## Records to use
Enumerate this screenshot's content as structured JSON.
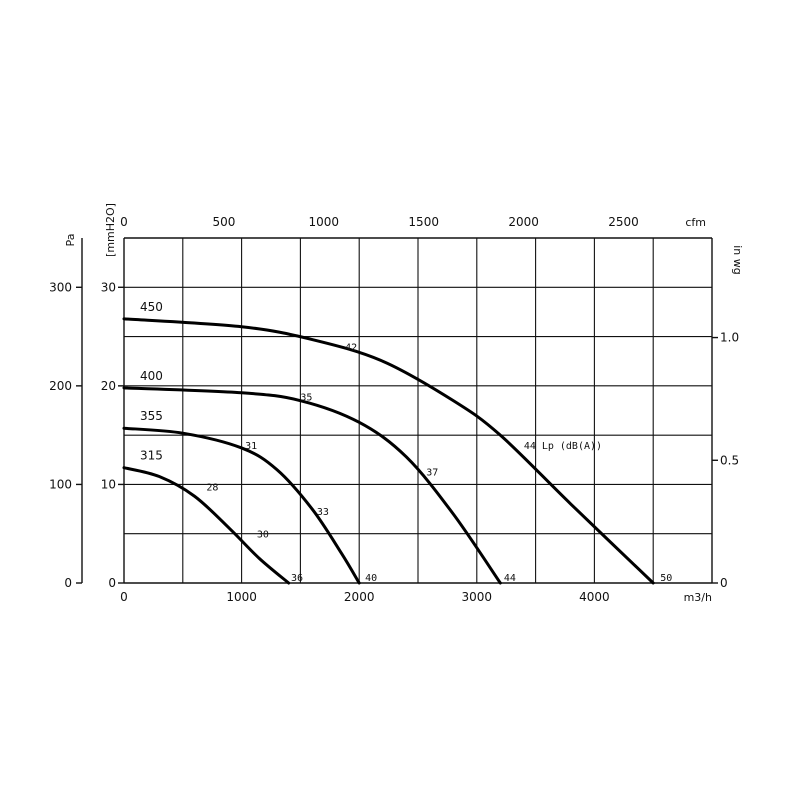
{
  "chart_data": {
    "type": "line",
    "title": "",
    "x_axis_bottom": {
      "unit": "m3/h",
      "range": [
        0,
        5000
      ],
      "ticks": [
        "0",
        "1000",
        "2000",
        "3000",
        "4000"
      ]
    },
    "x_axis_top": {
      "unit": "cfm",
      "range": [
        0,
        2950
      ],
      "ticks": [
        "0",
        "500",
        "1000",
        "1500",
        "2000",
        "2500"
      ]
    },
    "y_axis_left_pa": {
      "unit": "Pa",
      "range": [
        0,
        350
      ],
      "ticks": [
        "0",
        "100",
        "200",
        "300"
      ]
    },
    "y_axis_left_mmh2o": {
      "unit": "[mmH2O]",
      "range": [
        0,
        35
      ],
      "ticks": [
        "0",
        "10",
        "20",
        "30"
      ]
    },
    "y_axis_right": {
      "unit": "in wg",
      "range": [
        0,
        1.4
      ],
      "ticks": [
        "0",
        "0.5",
        "1.0"
      ]
    },
    "grid": true,
    "series": [
      {
        "name": "315",
        "x": [
          0,
          300,
          600,
          900,
          1150,
          1400
        ],
        "y": [
          117,
          108,
          88,
          55,
          25,
          0
        ],
        "point_labels": [
          {
            "text": "28",
            "x": 700,
            "y": 98
          },
          {
            "text": "30",
            "x": 1130,
            "y": 50
          },
          {
            "text": "36",
            "x": 1420,
            "y": 6
          }
        ]
      },
      {
        "name": "355",
        "x": [
          0,
          500,
          1000,
          1300,
          1600,
          1850,
          2000
        ],
        "y": [
          157,
          152,
          137,
          115,
          75,
          30,
          0
        ],
        "point_labels": [
          {
            "text": "31",
            "x": 1030,
            "y": 140
          },
          {
            "text": "33",
            "x": 1640,
            "y": 73
          },
          {
            "text": "40",
            "x": 2050,
            "y": 6
          }
        ]
      },
      {
        "name": "400",
        "x": [
          0,
          1000,
          1500,
          2000,
          2400,
          2800,
          3200
        ],
        "y": [
          198,
          193,
          185,
          163,
          128,
          70,
          0
        ],
        "point_labels": [
          {
            "text": "35",
            "x": 1500,
            "y": 189
          },
          {
            "text": "37",
            "x": 2570,
            "y": 113
          },
          {
            "text": "44",
            "x": 3230,
            "y": 6
          }
        ]
      },
      {
        "name": "450",
        "x": [
          0,
          1000,
          1600,
          2200,
          2800,
          3200,
          3800,
          4500
        ],
        "y": [
          268,
          260,
          247,
          225,
          185,
          150,
          80,
          0
        ],
        "point_labels": [
          {
            "text": "42",
            "x": 1880,
            "y": 240
          },
          {
            "text": "44",
            "x": 3400,
            "y": 140
          },
          {
            "text": "50",
            "x": 4560,
            "y": 6
          }
        ]
      }
    ],
    "annotation": "Lp  (dB(A))"
  }
}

## Problem details
Transcribe each line above verbatim, with the pictures left out.

## Response
Enumerate this screenshot's content as structured JSON.
{
  "chart_data": {
    "type": "line",
    "title": "",
    "x_axis_bottom": {
      "unit": "m3/h",
      "range": [
        0,
        5000
      ],
      "ticks": [
        "0",
        "1000",
        "2000",
        "3000",
        "4000"
      ]
    },
    "x_axis_top": {
      "unit": "cfm",
      "range": [
        0,
        2950
      ],
      "ticks": [
        "0",
        "500",
        "1000",
        "1500",
        "2000",
        "2500"
      ]
    },
    "y_axis_left_pa": {
      "unit": "Pa",
      "range": [
        0,
        350
      ],
      "ticks": [
        "0",
        "100",
        "200",
        "300"
      ]
    },
    "y_axis_left_mmh2o": {
      "unit": "[mmH2O]",
      "range": [
        0,
        35
      ],
      "ticks": [
        "0",
        "10",
        "20",
        "30"
      ]
    },
    "y_axis_right": {
      "unit": "in wg",
      "range": [
        0,
        1.4
      ],
      "ticks": [
        "0",
        "0.5",
        "1.0"
      ]
    },
    "grid": true,
    "series": [
      {
        "name": "315",
        "x": [
          0,
          300,
          600,
          900,
          1150,
          1400
        ],
        "y": [
          117,
          108,
          88,
          55,
          25,
          0
        ],
        "point_labels": [
          {
            "text": "28",
            "x": 700,
            "y": 98
          },
          {
            "text": "30",
            "x": 1130,
            "y": 50
          },
          {
            "text": "36",
            "x": 1420,
            "y": 6
          }
        ]
      },
      {
        "name": "355",
        "x": [
          0,
          500,
          1000,
          1300,
          1600,
          1850,
          2000
        ],
        "y": [
          157,
          152,
          137,
          115,
          75,
          30,
          0
        ],
        "point_labels": [
          {
            "text": "31",
            "x": 1030,
            "y": 140
          },
          {
            "text": "33",
            "x": 1640,
            "y": 73
          },
          {
            "text": "40",
            "x": 2050,
            "y": 6
          }
        ]
      },
      {
        "name": "400",
        "x": [
          0,
          1000,
          1500,
          2000,
          2400,
          2800,
          3200
        ],
        "y": [
          198,
          193,
          185,
          163,
          128,
          70,
          0
        ],
        "point_labels": [
          {
            "text": "35",
            "x": 1500,
            "y": 189
          },
          {
            "text": "37",
            "x": 2570,
            "y": 113
          },
          {
            "text": "44",
            "x": 3230,
            "y": 6
          }
        ]
      },
      {
        "name": "450",
        "x": [
          0,
          1000,
          1600,
          2200,
          2800,
          3200,
          3800,
          4500
        ],
        "y": [
          268,
          260,
          247,
          225,
          185,
          150,
          80,
          0
        ],
        "point_labels": [
          {
            "text": "42",
            "x": 1880,
            "y": 240
          },
          {
            "text": "44",
            "x": 3400,
            "y": 140
          },
          {
            "text": "50",
            "x": 4560,
            "y": 6
          }
        ]
      }
    ],
    "annotation": "Lp  (dB(A))"
  }
}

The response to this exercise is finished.